[Directive]: Retype each line exactly. Skip images.
--- Start of Data extract ---
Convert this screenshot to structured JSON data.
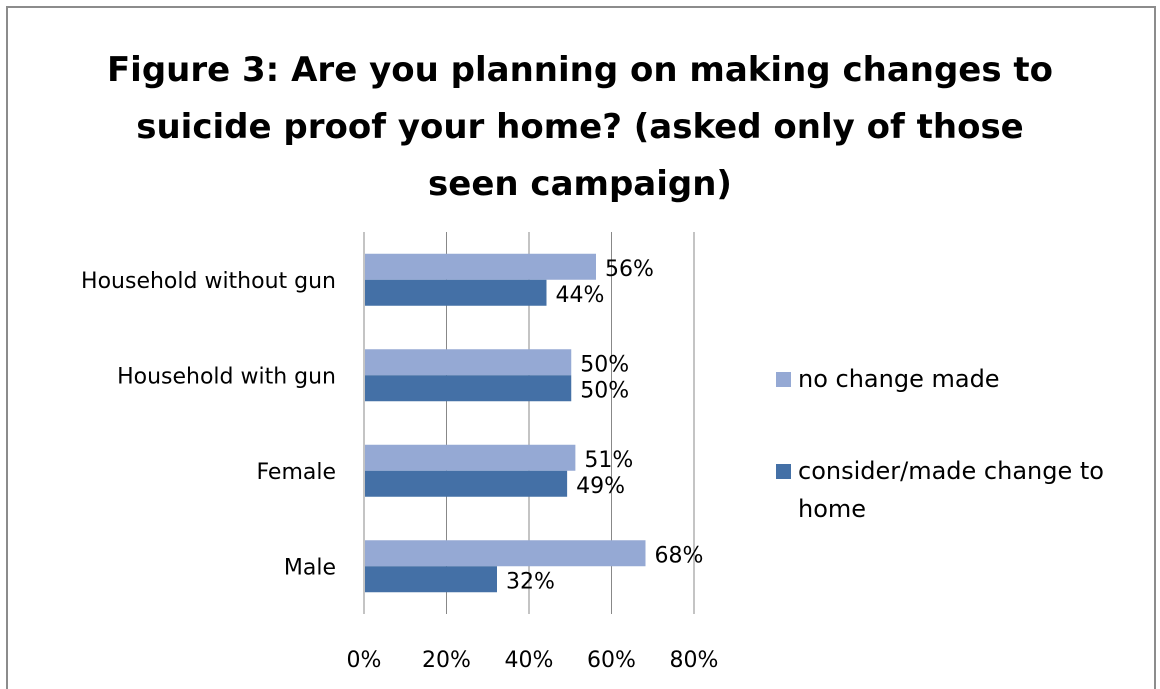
{
  "chart_data": {
    "type": "bar",
    "orientation": "horizontal",
    "title": "Figure 3: Are you planning on making changes to suicide proof your home? (asked only of those seen campaign)",
    "title_lines": [
      "Figure 3: Are you planning on making changes to",
      "suicide proof your home? (asked only of those",
      "seen campaign)"
    ],
    "categories": [
      "Household without gun",
      "Household with gun",
      "Female",
      "Male"
    ],
    "series": [
      {
        "name": "no change made",
        "values": [
          56,
          50,
          51,
          68
        ],
        "labels": [
          "56%",
          "50%",
          "51%",
          "68%"
        ],
        "color": "#95a9d4"
      },
      {
        "name": "consider/made change to home",
        "values": [
          44,
          50,
          49,
          32
        ],
        "labels": [
          "44%",
          "50%",
          "49%",
          "32%"
        ],
        "color": "#4470a6"
      }
    ],
    "xlim": [
      0,
      80
    ],
    "xticks": [
      "0%",
      "20%",
      "40%",
      "60%",
      "80%"
    ],
    "grid": true,
    "legend_position": "right"
  },
  "legend": {
    "items": [
      "no change made",
      "consider/made change to home"
    ]
  },
  "colors": {
    "light_bar": "#95a9d4",
    "dark_bar": "#4470a6",
    "grid": "#888888",
    "frame": "#8c8c8c"
  }
}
--- End of Data extract ---
[Task result]:
Convert this screenshot to structured JSON data.
{
  "chart_data": {
    "type": "bar",
    "orientation": "horizontal",
    "title": "Figure 3: Are you planning on making changes to suicide proof your home? (asked only of those seen campaign)",
    "title_lines": [
      "Figure 3: Are you planning on making changes to",
      "suicide proof your home? (asked only of those",
      "seen campaign)"
    ],
    "categories": [
      "Household without gun",
      "Household with gun",
      "Female",
      "Male"
    ],
    "series": [
      {
        "name": "no change made",
        "values": [
          56,
          50,
          51,
          68
        ],
        "labels": [
          "56%",
          "50%",
          "51%",
          "68%"
        ],
        "color": "#95a9d4"
      },
      {
        "name": "consider/made change to home",
        "values": [
          44,
          50,
          49,
          32
        ],
        "labels": [
          "44%",
          "50%",
          "49%",
          "32%"
        ],
        "color": "#4470a6"
      }
    ],
    "xlim": [
      0,
      80
    ],
    "xticks": [
      "0%",
      "20%",
      "40%",
      "60%",
      "80%"
    ],
    "grid": true,
    "legend_position": "right"
  },
  "legend": {
    "items": [
      "no change made",
      "consider/made change to home"
    ]
  },
  "colors": {
    "light_bar": "#95a9d4",
    "dark_bar": "#4470a6",
    "grid": "#888888",
    "frame": "#8c8c8c"
  }
}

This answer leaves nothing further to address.